▶ _The task_
Locate each line containing the string "which" and copy it out.

▶ _Given information_
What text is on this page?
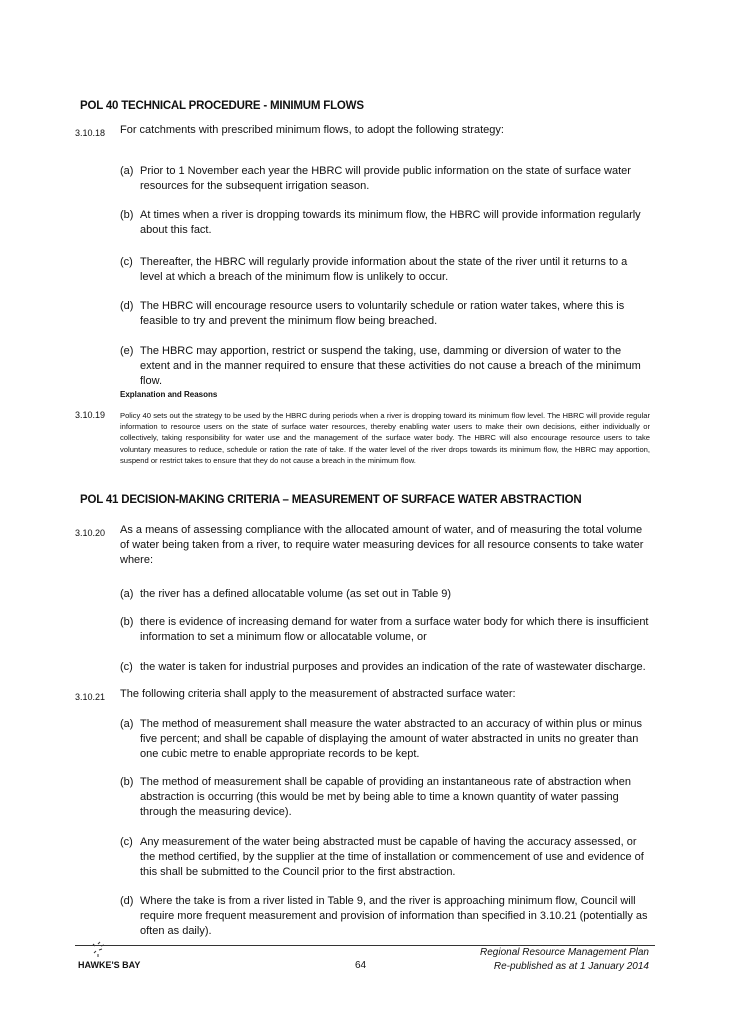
POL 40 TECHNICAL PROCEDURE - MINIMUM FLOWS
3.10.18	For catchments with prescribed minimum flows, to adopt the following strategy:
(a) Prior to 1 November each year the HBRC will provide public information on the state of surface water resources for the subsequent irrigation season.
(b) At times when a river is dropping towards its minimum flow, the HBRC will provide information regularly about this fact.
(c) Thereafter, the HBRC will regularly provide information about the state of the river until it returns to a level at which a breach of the minimum flow is unlikely to occur.
(d) The HBRC will encourage resource users to voluntarily schedule or ration water takes, where this is feasible to try and prevent the minimum flow being breached.
(e) The HBRC may apportion, restrict or suspend the taking, use, damming or diversion of water to the extent and in the manner required to ensure that these activities do not cause a breach of the minimum flow.
Explanation and Reasons
3.10.19 Policy 40 sets out the strategy to be used by the HBRC during periods when a river is dropping toward its minimum flow level. The HBRC will provide regular information to resource users on the state of surface water resources, thereby enabling water users to make their own decisions, either individually or collectively, taking responsibility for water use and the management of the surface water body. The HBRC will also encourage resource users to take voluntary measures to reduce, schedule or ration the rate of take. If the water level of the river drops towards its minimum flow, the HBRC may apportion, suspend or restrict takes to ensure that they do not cause a breach in the minimum flow.
POL 41 DECISION-MAKING CRITERIA – MEASUREMENT OF SURFACE WATER ABSTRACTION
3.10.20	As a means of assessing compliance with the allocated amount of water, and of measuring the total volume of water being taken from a river, to require water measuring devices for all resource consents to take water where:
(a) the river has a defined allocatable volume (as set out in Table 9)
(b) there is evidence of increasing demand for water from a surface water body for which there is insufficient information to set a minimum flow or allocatable volume, or
(c) the water is taken for industrial purposes and provides an indication of the rate of wastewater discharge.
3.10.21	The following criteria shall apply to the measurement of abstracted surface water:
(a) The method of measurement shall measure the water abstracted to an accuracy of within plus or minus five percent; and shall be capable of displaying the amount of water abstracted in units no greater than one cubic metre to enable appropriate records to be kept.
(b) The method of measurement shall be capable of providing an instantaneous rate of abstraction when abstraction is occurring (this would be met by being able to time a known quantity of water passing through the measuring device).
(c) Any measurement of the water being abstracted must be capable of having the accuracy assessed, or the method certified, by the supplier at the time of installation or commencement of use and evidence of this shall be submitted to the Council prior to the first abstraction.
(d) Where the take is from a river listed in Table 9, and the river is approaching minimum flow, Council will require more frequent measurement and provision of information than specified in 3.10.21 (potentially as often as daily).
HAWKE'S BAY	64
Regional Resource Management Plan
Re-published as at 1 January 2014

▶ _Exercise output_
(c) Thereafter, the HBRC will regularly provide information about the state of the river until it returns to a level at which a breach of the minimum flow is unlikely to occur.
(b) there is evidence of increasing demand for water from a surface water body for which there is insufficient information to set a minimum flow or allocatable volume, or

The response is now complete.